Your instructions =
Return the count of lines with the string "postupů" in them, and nothing else.

Saved entries
▬▬▬▬▬▬▬▬▬▬
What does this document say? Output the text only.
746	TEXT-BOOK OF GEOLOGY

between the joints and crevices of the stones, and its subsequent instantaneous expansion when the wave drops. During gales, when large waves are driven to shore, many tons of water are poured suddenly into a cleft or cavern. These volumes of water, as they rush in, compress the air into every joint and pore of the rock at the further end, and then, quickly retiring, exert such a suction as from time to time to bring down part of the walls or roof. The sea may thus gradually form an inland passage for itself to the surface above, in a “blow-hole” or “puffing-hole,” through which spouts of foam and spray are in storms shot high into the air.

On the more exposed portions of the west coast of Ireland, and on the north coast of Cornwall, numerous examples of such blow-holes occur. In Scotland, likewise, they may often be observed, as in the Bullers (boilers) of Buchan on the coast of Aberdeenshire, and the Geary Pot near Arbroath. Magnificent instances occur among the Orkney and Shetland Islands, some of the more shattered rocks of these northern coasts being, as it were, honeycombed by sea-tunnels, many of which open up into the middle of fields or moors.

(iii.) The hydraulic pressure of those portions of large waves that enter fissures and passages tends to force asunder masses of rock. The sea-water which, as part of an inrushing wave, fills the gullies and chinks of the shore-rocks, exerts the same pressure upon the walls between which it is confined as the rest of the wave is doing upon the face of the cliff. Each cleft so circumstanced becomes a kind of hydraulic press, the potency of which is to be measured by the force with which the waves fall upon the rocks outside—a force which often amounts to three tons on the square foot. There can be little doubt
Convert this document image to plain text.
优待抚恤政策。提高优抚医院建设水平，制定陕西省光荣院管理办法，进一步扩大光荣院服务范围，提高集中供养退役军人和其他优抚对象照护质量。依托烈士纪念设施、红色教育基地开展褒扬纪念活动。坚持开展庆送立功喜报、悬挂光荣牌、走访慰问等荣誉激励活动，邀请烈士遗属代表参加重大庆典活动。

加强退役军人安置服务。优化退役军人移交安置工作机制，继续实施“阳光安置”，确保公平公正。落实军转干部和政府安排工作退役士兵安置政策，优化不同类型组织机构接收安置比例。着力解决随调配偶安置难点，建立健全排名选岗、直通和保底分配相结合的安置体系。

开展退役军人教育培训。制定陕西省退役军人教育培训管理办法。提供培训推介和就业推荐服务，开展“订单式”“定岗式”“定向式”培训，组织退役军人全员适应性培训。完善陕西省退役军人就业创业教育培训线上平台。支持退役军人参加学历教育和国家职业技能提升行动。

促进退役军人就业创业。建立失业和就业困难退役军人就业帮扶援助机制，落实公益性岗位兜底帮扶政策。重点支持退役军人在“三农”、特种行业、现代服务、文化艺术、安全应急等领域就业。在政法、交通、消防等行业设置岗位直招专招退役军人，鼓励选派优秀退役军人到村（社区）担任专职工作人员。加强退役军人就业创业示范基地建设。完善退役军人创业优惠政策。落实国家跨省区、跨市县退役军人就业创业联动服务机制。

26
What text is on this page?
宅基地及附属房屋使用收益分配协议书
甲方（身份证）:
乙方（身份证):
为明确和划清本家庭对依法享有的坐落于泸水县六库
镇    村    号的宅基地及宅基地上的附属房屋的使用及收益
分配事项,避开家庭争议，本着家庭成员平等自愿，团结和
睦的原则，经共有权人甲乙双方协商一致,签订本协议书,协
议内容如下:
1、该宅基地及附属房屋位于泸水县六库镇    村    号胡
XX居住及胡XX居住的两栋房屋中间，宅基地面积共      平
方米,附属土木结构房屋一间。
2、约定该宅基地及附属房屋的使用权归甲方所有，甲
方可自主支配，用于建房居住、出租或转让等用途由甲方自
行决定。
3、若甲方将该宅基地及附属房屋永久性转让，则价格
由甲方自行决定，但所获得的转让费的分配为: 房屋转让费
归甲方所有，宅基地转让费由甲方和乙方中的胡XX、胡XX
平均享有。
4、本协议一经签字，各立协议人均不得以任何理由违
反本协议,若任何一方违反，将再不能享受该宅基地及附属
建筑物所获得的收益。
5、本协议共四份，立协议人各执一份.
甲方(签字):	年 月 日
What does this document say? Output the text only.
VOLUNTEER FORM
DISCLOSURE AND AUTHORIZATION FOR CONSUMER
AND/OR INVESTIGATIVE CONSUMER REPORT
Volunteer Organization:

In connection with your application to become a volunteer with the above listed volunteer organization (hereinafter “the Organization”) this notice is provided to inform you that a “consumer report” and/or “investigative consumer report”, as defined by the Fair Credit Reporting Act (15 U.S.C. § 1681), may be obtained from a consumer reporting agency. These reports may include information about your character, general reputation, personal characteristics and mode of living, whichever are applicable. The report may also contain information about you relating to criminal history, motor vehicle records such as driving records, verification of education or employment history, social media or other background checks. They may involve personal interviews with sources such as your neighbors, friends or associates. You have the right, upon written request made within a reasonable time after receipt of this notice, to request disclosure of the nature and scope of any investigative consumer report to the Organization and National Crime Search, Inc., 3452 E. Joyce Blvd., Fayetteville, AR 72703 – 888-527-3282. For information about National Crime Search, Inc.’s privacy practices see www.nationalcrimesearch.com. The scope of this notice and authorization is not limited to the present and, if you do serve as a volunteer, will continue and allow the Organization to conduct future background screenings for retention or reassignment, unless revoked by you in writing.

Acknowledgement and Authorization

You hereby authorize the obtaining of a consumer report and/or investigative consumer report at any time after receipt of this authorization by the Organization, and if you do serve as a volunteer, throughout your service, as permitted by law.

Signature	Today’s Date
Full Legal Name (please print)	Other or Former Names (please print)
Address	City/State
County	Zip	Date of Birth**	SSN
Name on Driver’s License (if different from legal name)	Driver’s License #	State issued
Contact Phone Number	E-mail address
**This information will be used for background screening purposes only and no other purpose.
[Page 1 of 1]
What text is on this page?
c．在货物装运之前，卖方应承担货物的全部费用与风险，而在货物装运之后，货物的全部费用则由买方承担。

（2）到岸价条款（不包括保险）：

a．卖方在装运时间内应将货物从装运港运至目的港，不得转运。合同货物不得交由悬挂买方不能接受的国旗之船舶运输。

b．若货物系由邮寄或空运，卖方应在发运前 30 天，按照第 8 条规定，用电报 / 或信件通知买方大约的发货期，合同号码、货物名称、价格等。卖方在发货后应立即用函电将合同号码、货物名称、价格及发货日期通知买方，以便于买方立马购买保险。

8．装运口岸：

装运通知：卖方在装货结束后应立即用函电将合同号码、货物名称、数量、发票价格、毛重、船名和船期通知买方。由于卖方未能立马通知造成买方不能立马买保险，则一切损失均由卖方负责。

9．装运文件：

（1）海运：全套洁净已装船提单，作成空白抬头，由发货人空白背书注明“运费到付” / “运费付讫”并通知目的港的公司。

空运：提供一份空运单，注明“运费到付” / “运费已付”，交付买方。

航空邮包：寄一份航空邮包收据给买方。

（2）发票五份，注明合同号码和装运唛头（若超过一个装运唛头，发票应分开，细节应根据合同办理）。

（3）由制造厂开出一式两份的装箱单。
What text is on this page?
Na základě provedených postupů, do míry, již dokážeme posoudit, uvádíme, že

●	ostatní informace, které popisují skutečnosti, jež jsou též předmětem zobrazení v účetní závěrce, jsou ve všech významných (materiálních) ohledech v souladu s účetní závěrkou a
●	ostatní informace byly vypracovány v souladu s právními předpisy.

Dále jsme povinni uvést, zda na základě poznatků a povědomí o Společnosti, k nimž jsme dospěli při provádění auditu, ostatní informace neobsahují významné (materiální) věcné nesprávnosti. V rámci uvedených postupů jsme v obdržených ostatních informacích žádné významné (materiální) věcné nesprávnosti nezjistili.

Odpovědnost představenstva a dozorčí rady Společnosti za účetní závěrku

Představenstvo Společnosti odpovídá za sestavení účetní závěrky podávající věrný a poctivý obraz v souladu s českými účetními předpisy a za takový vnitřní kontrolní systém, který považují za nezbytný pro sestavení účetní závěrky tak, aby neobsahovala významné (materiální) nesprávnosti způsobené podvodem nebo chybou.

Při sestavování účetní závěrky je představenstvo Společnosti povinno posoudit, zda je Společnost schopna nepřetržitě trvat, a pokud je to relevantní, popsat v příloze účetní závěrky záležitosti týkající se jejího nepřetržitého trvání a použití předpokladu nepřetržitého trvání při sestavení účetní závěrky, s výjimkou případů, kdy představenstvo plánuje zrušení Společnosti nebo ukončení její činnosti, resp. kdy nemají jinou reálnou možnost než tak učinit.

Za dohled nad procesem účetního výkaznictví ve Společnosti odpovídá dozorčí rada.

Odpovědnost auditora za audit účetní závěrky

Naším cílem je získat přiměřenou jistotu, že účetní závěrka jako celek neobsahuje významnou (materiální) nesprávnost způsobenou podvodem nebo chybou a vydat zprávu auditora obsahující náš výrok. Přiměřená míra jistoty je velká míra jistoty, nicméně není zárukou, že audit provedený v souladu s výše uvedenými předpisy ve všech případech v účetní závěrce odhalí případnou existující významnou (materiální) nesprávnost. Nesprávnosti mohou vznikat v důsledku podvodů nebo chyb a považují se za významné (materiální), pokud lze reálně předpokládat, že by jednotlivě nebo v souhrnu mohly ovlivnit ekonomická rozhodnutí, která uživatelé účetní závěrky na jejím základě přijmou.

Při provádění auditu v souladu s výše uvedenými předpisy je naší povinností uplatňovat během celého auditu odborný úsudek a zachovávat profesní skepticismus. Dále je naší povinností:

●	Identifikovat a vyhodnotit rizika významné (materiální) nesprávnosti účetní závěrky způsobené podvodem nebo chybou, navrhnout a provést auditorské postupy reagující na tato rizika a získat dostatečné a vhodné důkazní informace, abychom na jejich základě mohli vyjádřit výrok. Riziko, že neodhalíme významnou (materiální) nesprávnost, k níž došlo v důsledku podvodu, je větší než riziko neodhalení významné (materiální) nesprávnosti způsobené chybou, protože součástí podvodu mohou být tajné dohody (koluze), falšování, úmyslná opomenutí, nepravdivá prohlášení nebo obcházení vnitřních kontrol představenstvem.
▬▬▬▬▬▬▬▬▬▬
Answer for the task =
2